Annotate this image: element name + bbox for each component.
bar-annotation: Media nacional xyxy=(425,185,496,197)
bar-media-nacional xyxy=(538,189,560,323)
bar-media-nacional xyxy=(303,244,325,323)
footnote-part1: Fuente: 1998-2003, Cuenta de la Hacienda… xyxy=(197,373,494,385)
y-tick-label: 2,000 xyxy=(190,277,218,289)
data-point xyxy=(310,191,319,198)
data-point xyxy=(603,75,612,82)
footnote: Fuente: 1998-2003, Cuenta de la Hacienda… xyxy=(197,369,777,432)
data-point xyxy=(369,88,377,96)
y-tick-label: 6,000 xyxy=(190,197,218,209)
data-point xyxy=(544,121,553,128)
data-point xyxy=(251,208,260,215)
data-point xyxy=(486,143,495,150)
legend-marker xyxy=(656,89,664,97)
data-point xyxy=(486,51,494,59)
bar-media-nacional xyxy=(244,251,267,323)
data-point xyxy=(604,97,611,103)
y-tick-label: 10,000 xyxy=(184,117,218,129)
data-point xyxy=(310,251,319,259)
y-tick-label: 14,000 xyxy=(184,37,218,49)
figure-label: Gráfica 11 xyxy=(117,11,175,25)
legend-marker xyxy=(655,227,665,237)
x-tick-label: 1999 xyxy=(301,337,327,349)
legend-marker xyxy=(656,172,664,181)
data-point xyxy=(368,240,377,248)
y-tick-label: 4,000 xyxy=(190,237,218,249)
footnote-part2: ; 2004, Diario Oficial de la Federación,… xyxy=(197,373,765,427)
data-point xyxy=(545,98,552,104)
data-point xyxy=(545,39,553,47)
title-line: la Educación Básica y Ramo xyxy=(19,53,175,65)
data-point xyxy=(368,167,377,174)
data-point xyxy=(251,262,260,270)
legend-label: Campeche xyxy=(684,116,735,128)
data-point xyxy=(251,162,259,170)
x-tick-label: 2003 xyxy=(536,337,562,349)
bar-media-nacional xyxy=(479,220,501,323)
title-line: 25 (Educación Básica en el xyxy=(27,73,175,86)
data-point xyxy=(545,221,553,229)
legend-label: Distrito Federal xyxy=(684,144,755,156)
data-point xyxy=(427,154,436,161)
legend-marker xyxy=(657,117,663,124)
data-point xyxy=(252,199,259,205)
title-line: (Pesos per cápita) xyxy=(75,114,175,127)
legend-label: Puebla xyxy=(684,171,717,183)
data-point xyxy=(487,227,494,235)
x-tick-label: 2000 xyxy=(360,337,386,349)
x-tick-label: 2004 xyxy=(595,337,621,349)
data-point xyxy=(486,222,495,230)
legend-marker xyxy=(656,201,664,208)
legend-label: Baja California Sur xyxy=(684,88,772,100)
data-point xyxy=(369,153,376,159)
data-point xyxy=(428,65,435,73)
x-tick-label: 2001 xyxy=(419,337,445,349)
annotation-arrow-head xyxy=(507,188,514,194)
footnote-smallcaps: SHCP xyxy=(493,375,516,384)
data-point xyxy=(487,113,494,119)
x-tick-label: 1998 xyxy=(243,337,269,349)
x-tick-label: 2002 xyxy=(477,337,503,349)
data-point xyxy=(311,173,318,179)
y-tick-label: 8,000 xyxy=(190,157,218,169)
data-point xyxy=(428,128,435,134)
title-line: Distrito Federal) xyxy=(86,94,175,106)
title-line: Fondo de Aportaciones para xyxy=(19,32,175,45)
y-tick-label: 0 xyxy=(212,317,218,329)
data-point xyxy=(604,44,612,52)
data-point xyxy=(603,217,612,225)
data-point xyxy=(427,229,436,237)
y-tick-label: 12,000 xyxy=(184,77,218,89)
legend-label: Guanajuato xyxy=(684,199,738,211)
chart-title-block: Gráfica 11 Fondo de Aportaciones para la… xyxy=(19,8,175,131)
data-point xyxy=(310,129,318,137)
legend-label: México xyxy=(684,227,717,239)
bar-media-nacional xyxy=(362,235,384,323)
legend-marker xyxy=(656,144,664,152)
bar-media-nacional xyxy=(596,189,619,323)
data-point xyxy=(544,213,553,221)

━━━

Short problem
Reproduce the rows from the first one through the line that contains "footnote-part1: Fuente: 1998-2003, Cuenta", both included, with each line unchanged.

Correct answer
Annotate this image: element name + bbox for each component.
bar-annotation: Media nacional xyxy=(425,185,496,197)
bar-media-nacional xyxy=(538,189,560,323)
bar-media-nacional xyxy=(303,244,325,323)
footnote-part1: Fuente: 1998-2003, Cuenta de la Hacienda… xyxy=(197,373,494,385)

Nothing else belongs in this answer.